Objective
Work through the data line by line, gathering every line that has the word "text".

Record excerpts
──────────
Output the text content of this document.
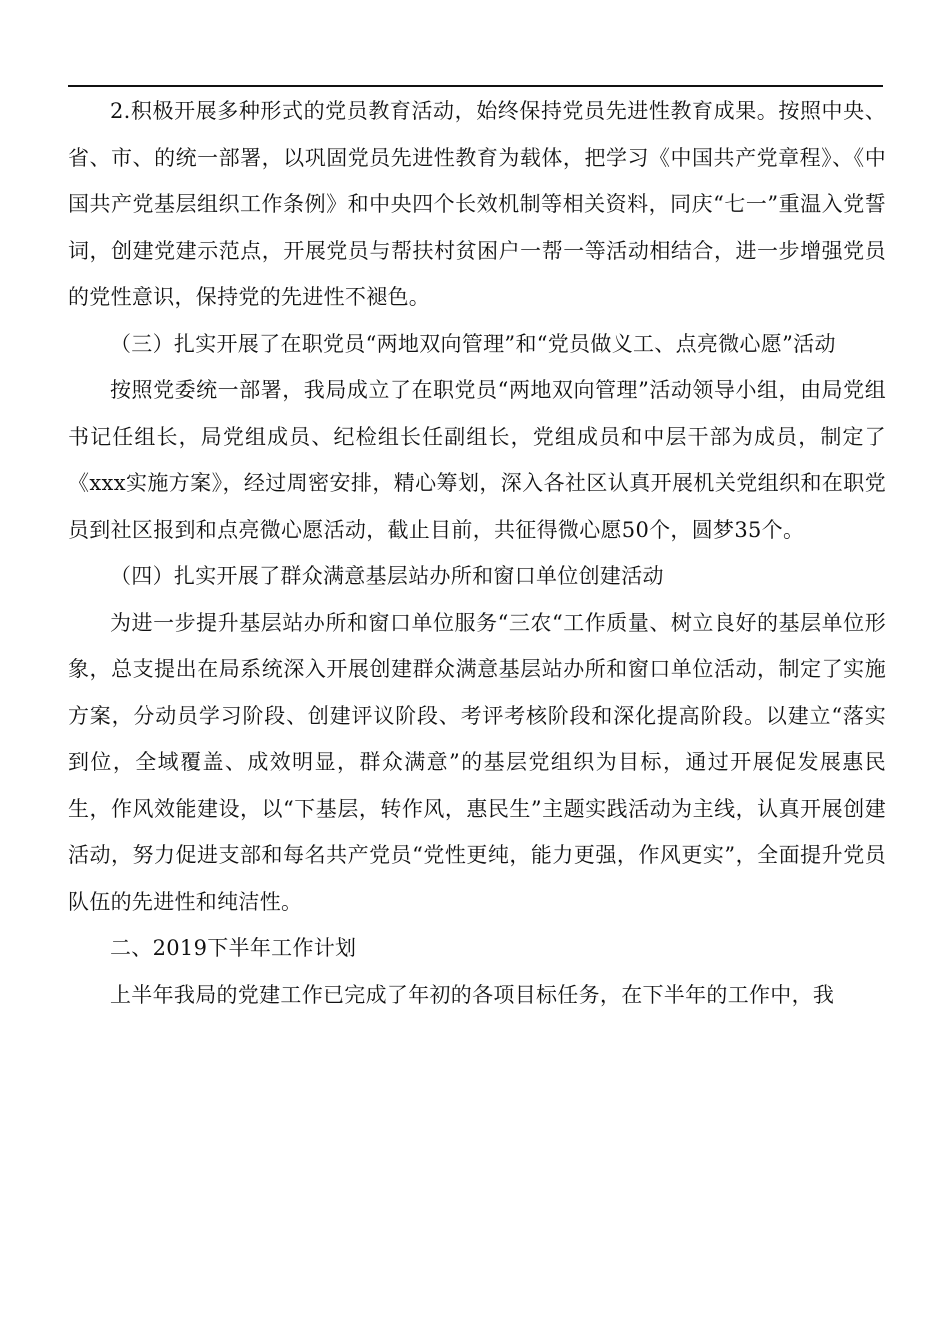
2.积极开展多种形式的党员教育活动，始终保持党员先进性教育成果。按照中央、省、市、的统一部署，以巩固党员先进性教育为载体，把学习《中国共产党章程》、《中国共产党基层组织工作条例》和中央四个长效机制等相关资料，同庆“七一”重温入党誓词，创建党建示范点，开展党员与帮扶村贫困户一帮一等活动相结合，进一步增强党员的党性意识，保持党的先进性不褪色。

（三）扎实开展了在职党员“两地双向管理”和“党员做义工、点亮微心愿”活动

按照党委统一部署，我局成立了在职党员“两地双向管理”活动领导小组，由局党组书记任组长，局党组成员、纪检组长任副组长，党组成员和中层干部为成员，制定了《xxx实施方案》，经过周密安排，精心筹划，深入各社区认真开展机关党组织和在职党员到社区报到和点亮微心愿活动，截止目前，共征得微心愿50个，圆梦35个。

（四）扎实开展了群众满意基层站办所和窗口单位创建活动

为进一步提升基层站办所和窗口单位服务“三农“工作质量、树立良好的基层单位形象，总支提出在局系统深入开展创建群众满意基层站办所和窗口单位活动，制定了实施方案，分动员学习阶段、创建评议阶段、考评考核阶段和深化提高阶段。以建立“落实到位，全域覆盖、成效明显，群众满意”的基层党组织为目标，通过开展促发展惠民生，作风效能建设，以“下基层，转作风，惠民生”主题实践活动为主线，认真开展创建活动，努力促进支部和每名共产党员“党性更纯，能力更强，作风更实”，全面提升党员队伍的先进性和纯洁性。

二、2019下半年工作计划

上半年我局的党建工作已完成了年初的各项目标任务，在下半年的工作中，我
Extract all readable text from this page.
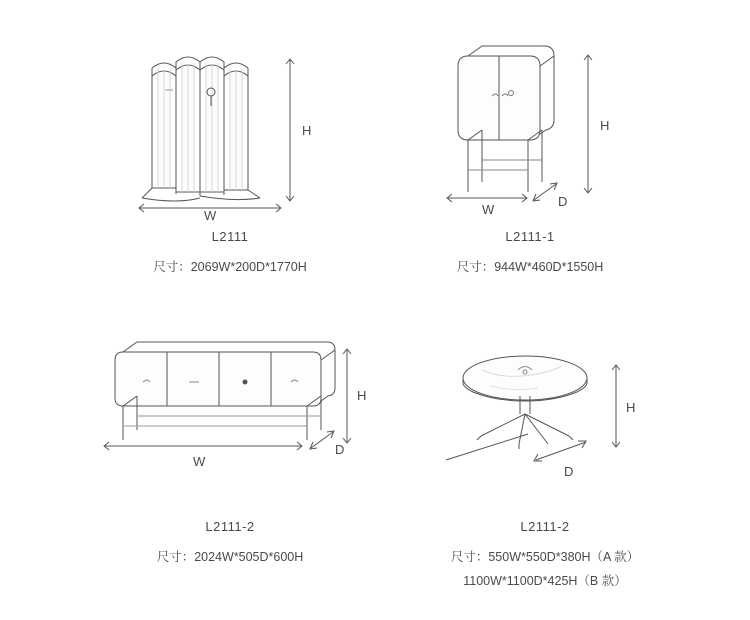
H
W
L2111
尺寸：2069W*200D*1770H
H
W
D
L2111-1
尺寸：944W*460D*1550H
H
W
D
L2111-2
尺寸：2024W*505D*600H
H
D
L2111-2
尺寸：550W*550D*380H（A 款）
1100W*1100D*425H（B 款）
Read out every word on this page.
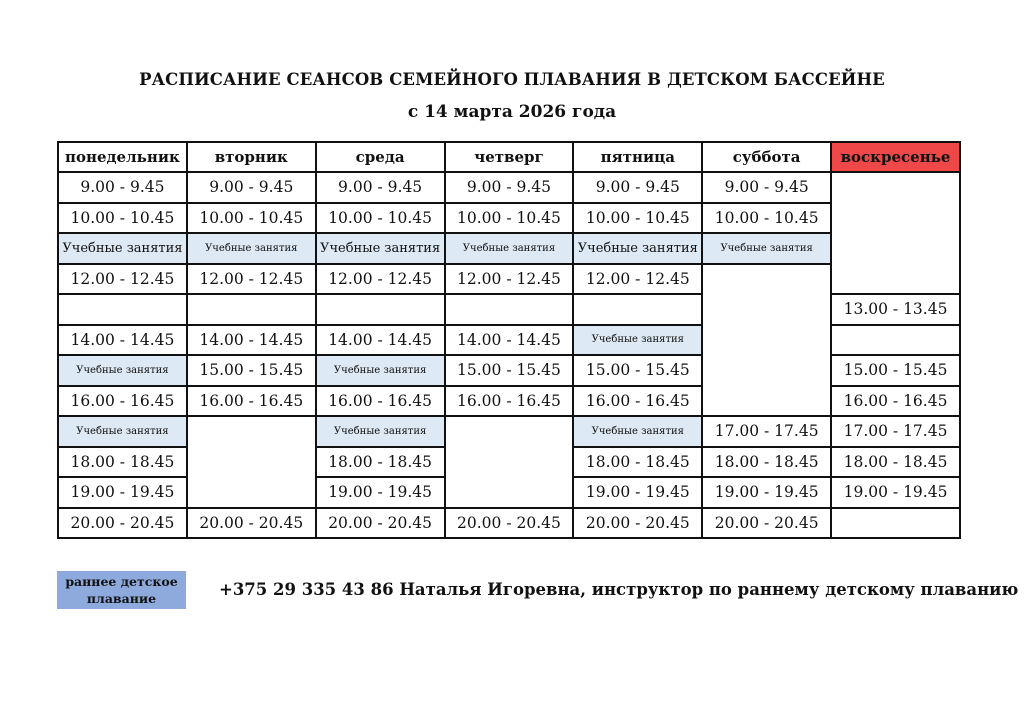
РАСПИСАНИЕ СЕАНСОВ СЕМЕЙНОГО ПЛАВАНИЯ В ДЕТСКОМ БАССЕЙНЕ
с 14 марта 2026 года
понедельник	вторник	среда	четверг	пятница	суббота	воскресенье
9.00 - 9.45	9.00 - 9.45	9.00 - 9.45	9.00 - 9.45	9.00 - 9.45	9.00 - 9.45	
10.00 - 10.45	10.00 - 10.45	10.00 - 10.45	10.00 - 10.45	10.00 - 10.45	10.00 - 10.45	
Учебные занятия	Учебные занятия	Учебные занятия	Учебные занятия	Учебные занятия	Учебные занятия	
12.00 - 12.45	12.00 - 12.45	12.00 - 12.45	12.00 - 12.45	12.00 - 12.45		
						13.00 - 13.45
14.00 - 14.45	14.00 - 14.45	14.00 - 14.45	14.00 - 14.45	Учебные занятия		
Учебные занятия	15.00 - 15.45	Учебные занятия	15.00 - 15.45	15.00 - 15.45		15.00 - 15.45
16.00 - 16.45	16.00 - 16.45	16.00 - 16.45	16.00 - 16.45	16.00 - 16.45		16.00 - 16.45
Учебные занятия		Учебные занятия		Учебные занятия	17.00 - 17.45	17.00 - 17.45
18.00 - 18.45		18.00 - 18.45		18.00 - 18.45	18.00 - 18.45	18.00 - 18.45
19.00 - 19.45		19.00 - 19.45		19.00 - 19.45	19.00 - 19.45	19.00 - 19.45
20.00 - 20.45	20.00 - 20.45	20.00 - 20.45	20.00 - 20.45	20.00 - 20.45	20.00 - 20.45	
раннее детское
плавание	+375 29 335 43 86 Наталья Игоревна, инструктор по раннему детскому плаванию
──────────
Correct result
Output the text content of this document.
Extract all readable text from this page.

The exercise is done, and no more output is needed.